OBJECTIVE:
Copy out all lines carrying the word "were".
-- START DATA IN THIS EXERCISE --
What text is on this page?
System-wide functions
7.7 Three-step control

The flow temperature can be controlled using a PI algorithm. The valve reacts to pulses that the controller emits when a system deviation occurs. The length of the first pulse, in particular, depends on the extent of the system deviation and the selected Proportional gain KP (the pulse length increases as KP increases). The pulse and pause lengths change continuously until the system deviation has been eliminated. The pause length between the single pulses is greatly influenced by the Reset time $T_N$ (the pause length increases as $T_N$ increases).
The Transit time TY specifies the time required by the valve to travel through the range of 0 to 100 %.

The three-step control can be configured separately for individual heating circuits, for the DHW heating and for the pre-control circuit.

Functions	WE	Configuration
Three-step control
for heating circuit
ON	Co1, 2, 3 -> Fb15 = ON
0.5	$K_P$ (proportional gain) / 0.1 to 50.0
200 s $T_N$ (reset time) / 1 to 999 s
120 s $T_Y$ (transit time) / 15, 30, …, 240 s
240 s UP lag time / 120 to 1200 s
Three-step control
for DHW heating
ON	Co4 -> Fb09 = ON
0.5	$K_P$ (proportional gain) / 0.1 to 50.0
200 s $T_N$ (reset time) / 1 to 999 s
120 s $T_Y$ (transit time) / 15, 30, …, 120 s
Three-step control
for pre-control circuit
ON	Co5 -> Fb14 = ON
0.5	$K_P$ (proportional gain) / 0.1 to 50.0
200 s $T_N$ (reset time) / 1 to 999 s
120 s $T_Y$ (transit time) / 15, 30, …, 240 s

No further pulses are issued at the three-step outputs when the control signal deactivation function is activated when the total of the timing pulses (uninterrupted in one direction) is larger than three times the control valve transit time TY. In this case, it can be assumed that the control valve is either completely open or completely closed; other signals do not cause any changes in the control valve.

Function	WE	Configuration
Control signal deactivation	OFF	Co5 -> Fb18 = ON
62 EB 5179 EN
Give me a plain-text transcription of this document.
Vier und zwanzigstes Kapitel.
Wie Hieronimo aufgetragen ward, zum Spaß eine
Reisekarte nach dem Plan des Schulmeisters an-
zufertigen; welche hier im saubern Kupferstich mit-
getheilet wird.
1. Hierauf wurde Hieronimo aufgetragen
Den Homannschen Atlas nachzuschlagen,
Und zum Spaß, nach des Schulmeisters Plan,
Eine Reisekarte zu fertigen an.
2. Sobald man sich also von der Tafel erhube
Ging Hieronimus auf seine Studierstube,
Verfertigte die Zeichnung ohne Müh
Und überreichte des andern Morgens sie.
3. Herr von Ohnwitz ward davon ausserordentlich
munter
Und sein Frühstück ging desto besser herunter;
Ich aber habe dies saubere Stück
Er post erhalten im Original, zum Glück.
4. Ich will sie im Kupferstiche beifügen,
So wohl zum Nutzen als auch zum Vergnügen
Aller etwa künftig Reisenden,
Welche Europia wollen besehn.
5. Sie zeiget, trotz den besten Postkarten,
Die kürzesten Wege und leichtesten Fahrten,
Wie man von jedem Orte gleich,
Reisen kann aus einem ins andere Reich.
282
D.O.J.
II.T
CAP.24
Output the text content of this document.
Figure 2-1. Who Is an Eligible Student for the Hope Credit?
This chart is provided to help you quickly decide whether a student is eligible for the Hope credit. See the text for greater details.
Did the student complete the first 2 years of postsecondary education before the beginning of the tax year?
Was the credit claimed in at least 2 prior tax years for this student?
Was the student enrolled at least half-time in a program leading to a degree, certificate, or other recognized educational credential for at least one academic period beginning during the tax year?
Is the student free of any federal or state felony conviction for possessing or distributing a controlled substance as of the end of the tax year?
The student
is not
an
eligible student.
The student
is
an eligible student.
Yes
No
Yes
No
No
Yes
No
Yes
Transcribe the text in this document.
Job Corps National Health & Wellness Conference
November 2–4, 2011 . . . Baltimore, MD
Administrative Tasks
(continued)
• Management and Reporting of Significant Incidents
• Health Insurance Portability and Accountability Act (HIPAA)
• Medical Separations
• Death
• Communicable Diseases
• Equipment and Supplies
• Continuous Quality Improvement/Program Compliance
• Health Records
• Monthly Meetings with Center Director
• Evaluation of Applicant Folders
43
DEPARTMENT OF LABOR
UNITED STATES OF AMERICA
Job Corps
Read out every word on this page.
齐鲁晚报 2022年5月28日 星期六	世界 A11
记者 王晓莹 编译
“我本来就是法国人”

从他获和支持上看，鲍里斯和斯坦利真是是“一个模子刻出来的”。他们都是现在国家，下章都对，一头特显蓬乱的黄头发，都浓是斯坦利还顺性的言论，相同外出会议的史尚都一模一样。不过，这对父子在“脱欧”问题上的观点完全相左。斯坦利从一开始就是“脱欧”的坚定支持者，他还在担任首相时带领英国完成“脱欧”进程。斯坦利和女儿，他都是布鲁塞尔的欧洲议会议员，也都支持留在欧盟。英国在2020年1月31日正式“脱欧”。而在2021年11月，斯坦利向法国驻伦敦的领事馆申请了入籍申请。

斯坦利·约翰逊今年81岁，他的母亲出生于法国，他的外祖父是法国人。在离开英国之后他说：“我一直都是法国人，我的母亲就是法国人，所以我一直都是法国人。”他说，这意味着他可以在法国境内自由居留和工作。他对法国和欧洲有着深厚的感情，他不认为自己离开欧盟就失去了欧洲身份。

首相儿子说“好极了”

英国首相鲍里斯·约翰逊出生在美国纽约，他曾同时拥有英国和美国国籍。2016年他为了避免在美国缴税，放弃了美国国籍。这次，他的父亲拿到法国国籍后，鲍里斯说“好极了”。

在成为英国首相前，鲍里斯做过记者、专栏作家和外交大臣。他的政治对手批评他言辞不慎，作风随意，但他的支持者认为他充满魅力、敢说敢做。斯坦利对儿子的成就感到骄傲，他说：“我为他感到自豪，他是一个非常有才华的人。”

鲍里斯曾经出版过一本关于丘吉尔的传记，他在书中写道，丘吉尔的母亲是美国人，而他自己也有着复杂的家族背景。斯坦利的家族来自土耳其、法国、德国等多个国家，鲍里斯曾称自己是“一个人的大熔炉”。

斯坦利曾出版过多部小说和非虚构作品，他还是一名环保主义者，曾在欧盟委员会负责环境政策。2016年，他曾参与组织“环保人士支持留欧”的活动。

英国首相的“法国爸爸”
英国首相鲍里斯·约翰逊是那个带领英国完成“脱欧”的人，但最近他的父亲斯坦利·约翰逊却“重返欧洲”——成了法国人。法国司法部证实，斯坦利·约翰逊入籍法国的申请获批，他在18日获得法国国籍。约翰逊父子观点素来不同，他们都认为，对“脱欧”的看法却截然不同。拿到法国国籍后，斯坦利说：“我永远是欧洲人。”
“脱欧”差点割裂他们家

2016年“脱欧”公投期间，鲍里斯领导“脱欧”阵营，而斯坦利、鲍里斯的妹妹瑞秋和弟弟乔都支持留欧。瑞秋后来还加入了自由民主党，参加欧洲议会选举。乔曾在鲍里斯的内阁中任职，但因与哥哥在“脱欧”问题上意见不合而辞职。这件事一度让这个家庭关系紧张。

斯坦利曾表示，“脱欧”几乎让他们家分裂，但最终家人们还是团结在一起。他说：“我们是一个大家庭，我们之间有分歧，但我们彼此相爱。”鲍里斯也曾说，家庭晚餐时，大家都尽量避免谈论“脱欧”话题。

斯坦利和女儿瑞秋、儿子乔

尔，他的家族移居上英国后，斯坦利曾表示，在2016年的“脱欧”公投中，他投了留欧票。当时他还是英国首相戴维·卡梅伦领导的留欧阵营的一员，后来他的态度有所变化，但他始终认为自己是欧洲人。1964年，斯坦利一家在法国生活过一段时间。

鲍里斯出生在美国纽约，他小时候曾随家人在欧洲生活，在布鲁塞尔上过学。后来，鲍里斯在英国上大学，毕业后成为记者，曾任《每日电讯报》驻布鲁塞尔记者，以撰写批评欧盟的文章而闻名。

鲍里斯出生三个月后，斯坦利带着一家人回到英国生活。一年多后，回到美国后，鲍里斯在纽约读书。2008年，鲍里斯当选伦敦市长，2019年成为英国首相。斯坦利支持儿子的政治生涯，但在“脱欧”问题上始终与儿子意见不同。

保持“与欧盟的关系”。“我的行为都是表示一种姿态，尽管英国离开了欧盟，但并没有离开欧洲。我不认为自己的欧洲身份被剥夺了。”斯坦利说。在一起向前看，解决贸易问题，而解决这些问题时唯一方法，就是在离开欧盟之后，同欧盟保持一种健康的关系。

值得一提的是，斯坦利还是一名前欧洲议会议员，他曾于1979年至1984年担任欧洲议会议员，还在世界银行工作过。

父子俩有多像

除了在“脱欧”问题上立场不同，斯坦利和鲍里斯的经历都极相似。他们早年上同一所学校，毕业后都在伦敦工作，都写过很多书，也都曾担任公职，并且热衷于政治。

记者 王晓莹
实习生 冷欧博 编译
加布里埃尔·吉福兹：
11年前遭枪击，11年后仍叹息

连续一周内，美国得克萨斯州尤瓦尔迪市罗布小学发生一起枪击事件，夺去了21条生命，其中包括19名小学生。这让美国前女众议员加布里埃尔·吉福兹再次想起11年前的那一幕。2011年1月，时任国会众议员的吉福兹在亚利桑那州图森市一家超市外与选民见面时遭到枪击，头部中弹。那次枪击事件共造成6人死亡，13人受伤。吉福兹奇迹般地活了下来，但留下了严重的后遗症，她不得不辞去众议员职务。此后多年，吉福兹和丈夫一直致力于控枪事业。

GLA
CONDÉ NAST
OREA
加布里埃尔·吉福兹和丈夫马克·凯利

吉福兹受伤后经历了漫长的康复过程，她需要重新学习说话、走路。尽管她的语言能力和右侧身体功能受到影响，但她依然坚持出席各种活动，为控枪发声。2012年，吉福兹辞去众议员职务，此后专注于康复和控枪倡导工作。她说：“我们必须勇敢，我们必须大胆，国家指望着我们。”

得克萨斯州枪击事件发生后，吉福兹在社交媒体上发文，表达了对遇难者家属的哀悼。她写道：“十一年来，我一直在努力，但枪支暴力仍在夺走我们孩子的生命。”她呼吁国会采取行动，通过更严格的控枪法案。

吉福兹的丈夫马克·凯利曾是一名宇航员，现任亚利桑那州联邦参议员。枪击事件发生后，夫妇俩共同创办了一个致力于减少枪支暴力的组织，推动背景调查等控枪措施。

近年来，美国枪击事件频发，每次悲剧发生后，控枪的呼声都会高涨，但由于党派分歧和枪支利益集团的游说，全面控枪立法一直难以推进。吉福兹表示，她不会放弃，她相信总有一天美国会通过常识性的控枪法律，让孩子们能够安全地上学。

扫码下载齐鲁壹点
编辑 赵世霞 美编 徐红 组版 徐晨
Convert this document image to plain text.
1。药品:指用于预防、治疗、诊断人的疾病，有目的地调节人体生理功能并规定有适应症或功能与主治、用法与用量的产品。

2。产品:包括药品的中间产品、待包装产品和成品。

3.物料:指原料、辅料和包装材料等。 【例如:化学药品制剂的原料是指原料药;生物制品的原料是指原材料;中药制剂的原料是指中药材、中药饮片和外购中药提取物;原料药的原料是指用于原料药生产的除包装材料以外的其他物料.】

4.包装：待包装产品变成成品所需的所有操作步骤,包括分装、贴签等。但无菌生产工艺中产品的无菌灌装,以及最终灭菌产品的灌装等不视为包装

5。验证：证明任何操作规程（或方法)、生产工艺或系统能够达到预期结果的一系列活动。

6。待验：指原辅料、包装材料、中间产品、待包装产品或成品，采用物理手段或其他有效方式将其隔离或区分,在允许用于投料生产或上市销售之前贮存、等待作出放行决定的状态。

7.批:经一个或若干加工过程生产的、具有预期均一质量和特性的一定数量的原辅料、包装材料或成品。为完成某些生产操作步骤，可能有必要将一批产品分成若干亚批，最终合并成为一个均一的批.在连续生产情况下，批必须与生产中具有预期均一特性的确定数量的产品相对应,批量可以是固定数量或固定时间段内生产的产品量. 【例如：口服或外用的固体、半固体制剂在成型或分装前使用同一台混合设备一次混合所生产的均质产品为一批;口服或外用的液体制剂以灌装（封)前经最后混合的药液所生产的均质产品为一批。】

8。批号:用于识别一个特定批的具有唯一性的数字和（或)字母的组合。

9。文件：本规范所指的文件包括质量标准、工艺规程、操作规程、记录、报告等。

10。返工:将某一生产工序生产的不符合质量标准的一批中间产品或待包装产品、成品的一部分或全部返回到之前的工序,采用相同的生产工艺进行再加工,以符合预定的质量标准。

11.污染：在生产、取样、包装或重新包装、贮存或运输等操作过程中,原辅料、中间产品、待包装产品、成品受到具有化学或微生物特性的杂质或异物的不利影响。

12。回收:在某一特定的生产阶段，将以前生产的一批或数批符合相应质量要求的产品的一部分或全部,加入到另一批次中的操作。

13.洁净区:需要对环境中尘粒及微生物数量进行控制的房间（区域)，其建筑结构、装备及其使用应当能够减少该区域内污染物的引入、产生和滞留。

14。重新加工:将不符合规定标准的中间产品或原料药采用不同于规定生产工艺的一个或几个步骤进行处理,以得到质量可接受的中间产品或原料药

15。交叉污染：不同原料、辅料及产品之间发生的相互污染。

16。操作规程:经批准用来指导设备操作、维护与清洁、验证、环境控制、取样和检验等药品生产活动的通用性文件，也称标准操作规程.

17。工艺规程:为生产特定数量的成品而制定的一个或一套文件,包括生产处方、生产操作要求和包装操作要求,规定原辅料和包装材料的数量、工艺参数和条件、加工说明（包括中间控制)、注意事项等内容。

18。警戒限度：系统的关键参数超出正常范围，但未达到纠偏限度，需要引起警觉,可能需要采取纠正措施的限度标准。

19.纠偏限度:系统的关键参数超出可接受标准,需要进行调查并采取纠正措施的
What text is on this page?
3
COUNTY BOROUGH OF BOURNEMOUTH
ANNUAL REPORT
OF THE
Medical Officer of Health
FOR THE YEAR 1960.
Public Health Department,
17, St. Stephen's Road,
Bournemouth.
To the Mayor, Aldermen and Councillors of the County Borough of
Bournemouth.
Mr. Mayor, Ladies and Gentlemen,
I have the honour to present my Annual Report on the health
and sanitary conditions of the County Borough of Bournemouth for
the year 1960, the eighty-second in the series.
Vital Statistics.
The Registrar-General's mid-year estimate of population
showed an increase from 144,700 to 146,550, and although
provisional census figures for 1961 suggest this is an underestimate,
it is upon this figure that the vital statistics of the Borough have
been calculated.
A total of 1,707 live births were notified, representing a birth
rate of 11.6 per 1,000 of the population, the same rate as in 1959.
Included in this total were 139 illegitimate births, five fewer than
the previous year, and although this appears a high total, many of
-- END DATA IN THIS EXERCISE --
SOLUTION FOR THIS PROBLEM:
A total of 1,707 live births were notified, representing a birth
Included in this total were 139 illegitimate births, five fewer than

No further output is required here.